Filter the entries below, keeping every line that has the word "style".

> _Figure data in JSON_
## BEGIN
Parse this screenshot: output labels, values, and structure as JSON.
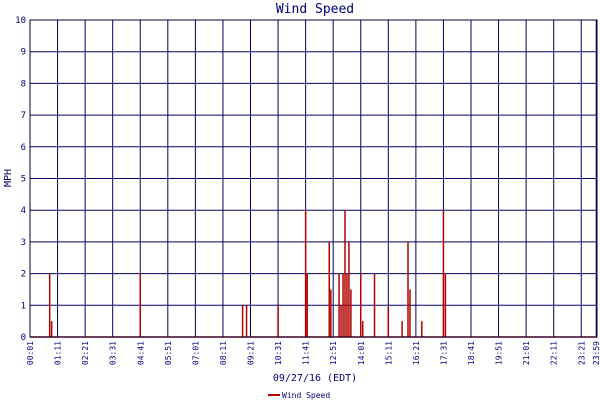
{
  "chart_data": {
    "type": "bar",
    "title": "Wind Speed",
    "ylabel": "MPH",
    "xlabel": "09/27/16 (EDT)",
    "ylim": [
      0,
      10
    ],
    "yticks": [
      "0",
      "1",
      "2",
      "3",
      "4",
      "5",
      "6",
      "7",
      "8",
      "9",
      "10"
    ],
    "xlim": [
      "00:01",
      "24:01"
    ],
    "xticks": [
      "00:01",
      "01:11",
      "02:21",
      "03:31",
      "04:41",
      "05:51",
      "07:01",
      "08:11",
      "09:21",
      "10:31",
      "11:41",
      "12:51",
      "14:01",
      "15:11",
      "16:21",
      "17:31",
      "18:41",
      "19:51",
      "21:01",
      "22:11",
      "23:21",
      "23:59"
    ],
    "grid": true,
    "legend_position": "bottom-center",
    "series": [
      {
        "name": "Wind Speed",
        "color": "#b30000",
        "points": [
          {
            "t": "00:51",
            "v": 2
          },
          {
            "t": "00:56",
            "v": 0.5
          },
          {
            "t": "04:41",
            "v": 2
          },
          {
            "t": "09:01",
            "v": 1
          },
          {
            "t": "09:11",
            "v": 1
          },
          {
            "t": "10:31",
            "v": 1
          },
          {
            "t": "11:41",
            "v": 4
          },
          {
            "t": "11:45",
            "v": 2
          },
          {
            "t": "12:41",
            "v": 3
          },
          {
            "t": "12:45",
            "v": 1.5
          },
          {
            "t": "13:06",
            "v": 2
          },
          {
            "t": "13:11",
            "v": 1
          },
          {
            "t": "13:16",
            "v": 2
          },
          {
            "t": "13:21",
            "v": 4
          },
          {
            "t": "13:26",
            "v": 2
          },
          {
            "t": "13:31",
            "v": 3
          },
          {
            "t": "13:36",
            "v": 1.5
          },
          {
            "t": "14:01",
            "v": 2
          },
          {
            "t": "14:06",
            "v": 0.5
          },
          {
            "t": "14:36",
            "v": 2
          },
          {
            "t": "15:11",
            "v": 1
          },
          {
            "t": "15:46",
            "v": 0.5
          },
          {
            "t": "16:01",
            "v": 3
          },
          {
            "t": "16:06",
            "v": 1.5
          },
          {
            "t": "16:36",
            "v": 0.5
          },
          {
            "t": "17:31",
            "v": 4
          },
          {
            "t": "17:36",
            "v": 2
          }
        ]
      }
    ]
  }
}
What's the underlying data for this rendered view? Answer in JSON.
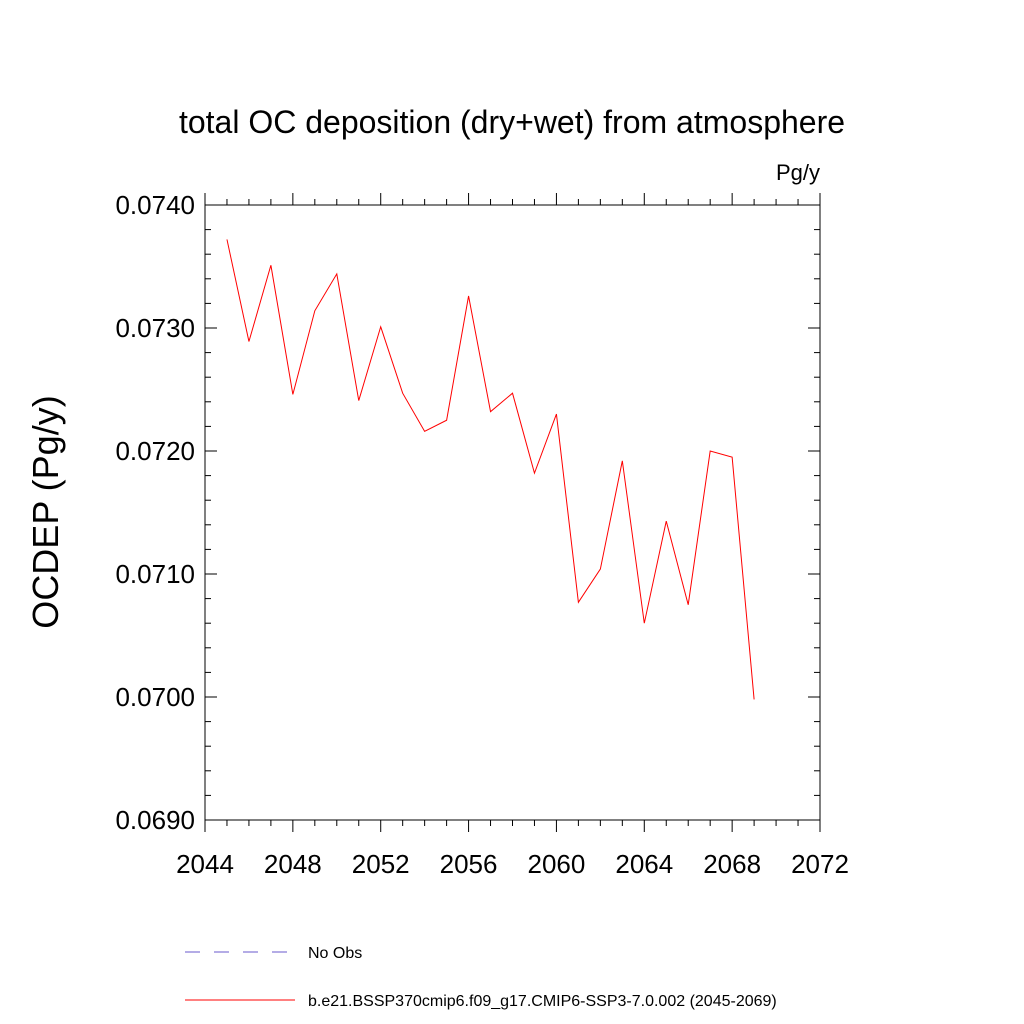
{
  "chart_data": {
    "type": "line",
    "title": "total OC deposition (dry+wet) from atmosphere",
    "units": "Pg/y",
    "ylabel": "OCDEP  (Pg/y)",
    "xlabel": "",
    "xlim": [
      2044,
      2072
    ],
    "ylim": [
      0.069,
      0.074
    ],
    "xticks": [
      2044,
      2048,
      2052,
      2056,
      2060,
      2064,
      2068,
      2072
    ],
    "xtick_labels": [
      "2044",
      "2048",
      "2052",
      "2056",
      "2060",
      "2064",
      "2068",
      "2072"
    ],
    "yticks": [
      0.069,
      0.07,
      0.071,
      0.072,
      0.073,
      0.074
    ],
    "ytick_labels": [
      "0.0690",
      "0.0700",
      "0.0710",
      "0.0720",
      "0.0730",
      "0.0740"
    ],
    "grid": false,
    "series": [
      {
        "name": "b.e21.BSSP370cmip6.f09_g17.CMIP6-SSP3-7.0.002 (2045-2069)",
        "color": "#ff0000",
        "style": "solid",
        "x": [
          2045,
          2046,
          2047,
          2048,
          2049,
          2050,
          2051,
          2052,
          2053,
          2054,
          2055,
          2056,
          2057,
          2058,
          2059,
          2060,
          2061,
          2062,
          2063,
          2064,
          2065,
          2066,
          2067,
          2068,
          2069
        ],
        "values": [
          0.07372,
          0.07289,
          0.07351,
          0.07246,
          0.07314,
          0.07344,
          0.07241,
          0.07301,
          0.07247,
          0.07216,
          0.07225,
          0.07326,
          0.07232,
          0.07247,
          0.07182,
          0.0723,
          0.07077,
          0.07104,
          0.07192,
          0.0706,
          0.07143,
          0.07075,
          0.072,
          0.07195,
          0.06998
        ]
      }
    ],
    "legend": [
      {
        "label": "No Obs",
        "color": "#6a5acd",
        "style": "dashed"
      },
      {
        "label": "b.e21.BSSP370cmip6.f09_g17.CMIP6-SSP3-7.0.002 (2045-2069)",
        "color": "#ff0000",
        "style": "solid"
      }
    ],
    "legend_position": "bottom"
  }
}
## END
> _Answer to this task_
        "style": "solid",
        "style": "dashed"
        "style": "solid"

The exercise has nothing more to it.